**TEXT PROVIDED:**
◇ ◇ ◇

Making a living

I’m glad the Philadelphia Inquirer is doing this series of stories on poverty in the city, but I’m sorry that the same bunch of racist clowns are filling the comments section:

On a windy sidewalk in Kensington one day, Walter Licht, a University of Pennsylvania historian, stood near the site of the factory at Lehigh Avenue and Fourth Street to explain how this part of Philadelphia was once a fertile incubator of jobs.

“Imagine it’s 7 a.m. in the 1920s,” said the distinguished-looking professor with a gray beard and smiling eyes. “There are 10,000 people or more walking these streets, streaming into factories to go to work. And generations of young people saw their fathers go to work each day, knowing that they would get jobs, too, when their time came.”

Beginning in 1820, North Philadelphia was the premiere manufacturing site in America, Licht said. What made the area great was its ability to churn out specialty, niche products. North Philadelphia made the world’s best dental instruments, rugs, locomotives, textiles, book bindings, saws, cigars, hats, leather shoes and silk hosiery. It drew a disproportionately high number of English and German workers with well-developed skills in various trades.

◇ ◇ ◇

**STATED EXERCISE:** List every figure written in numerals in the passage about North Philadelphia's manufacturing past.

**DATA EXTRACT:**

◇ ◇ ◇

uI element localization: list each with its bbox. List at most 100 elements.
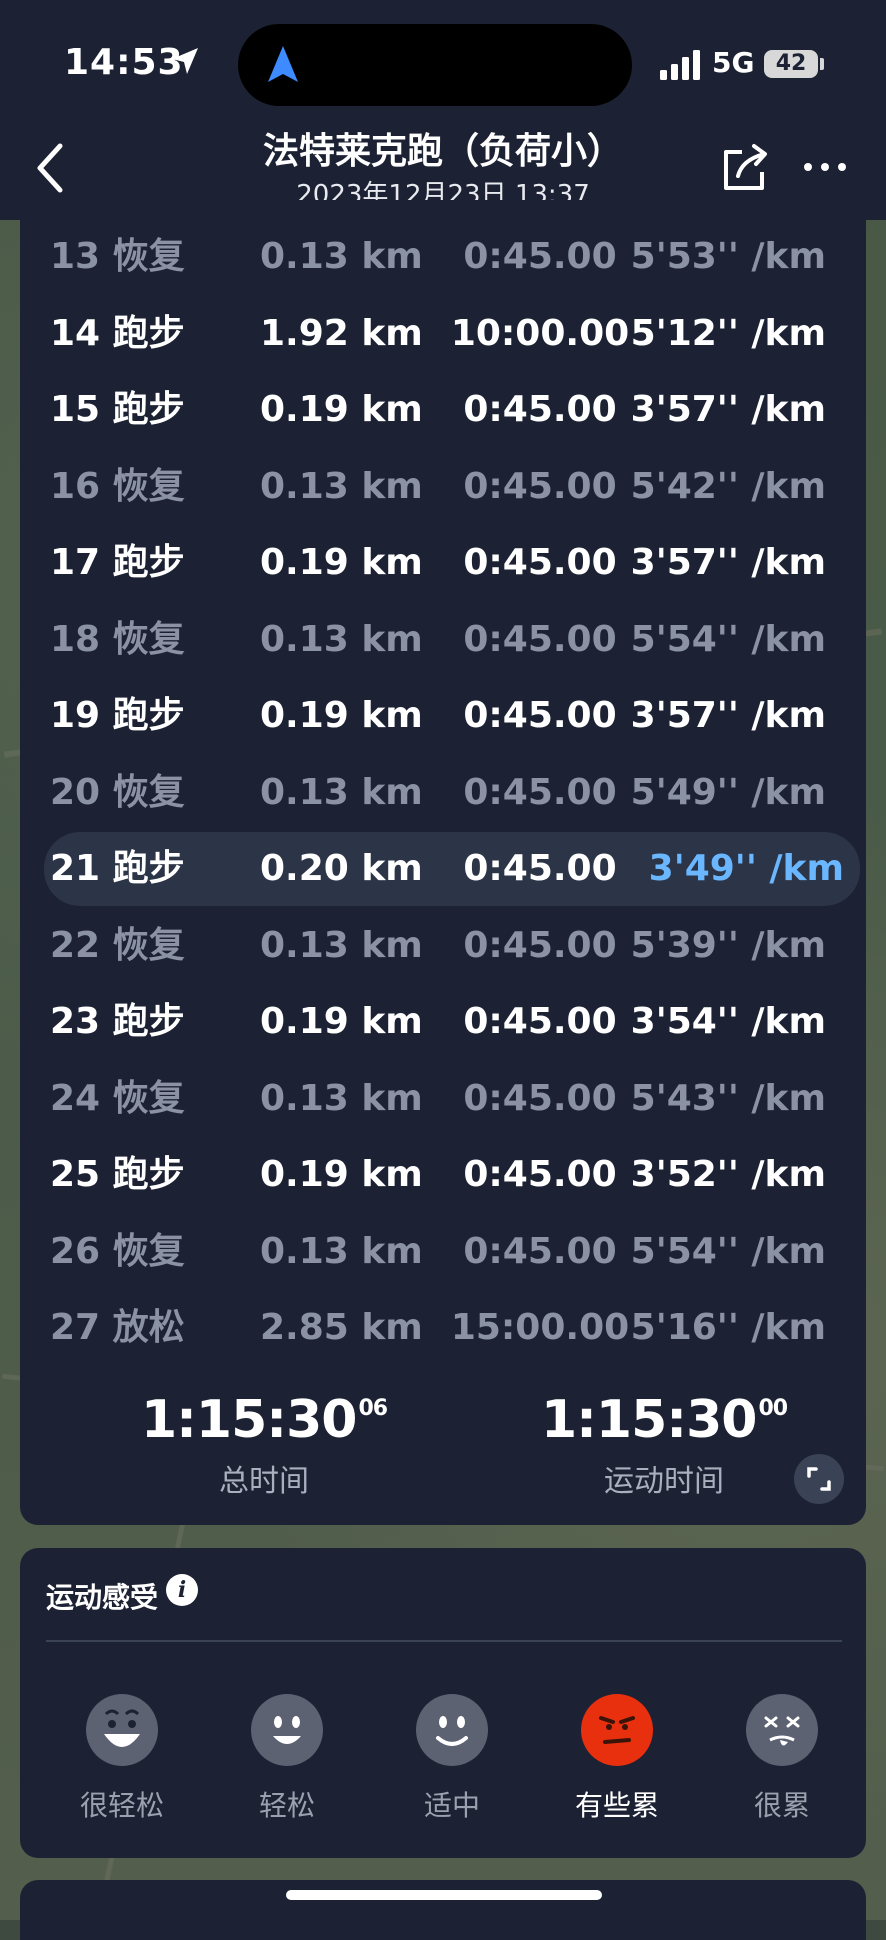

◇ ◇ ◇

**EXERCISE RESULT:** 7 a.m., 1920s, 10,000, 1820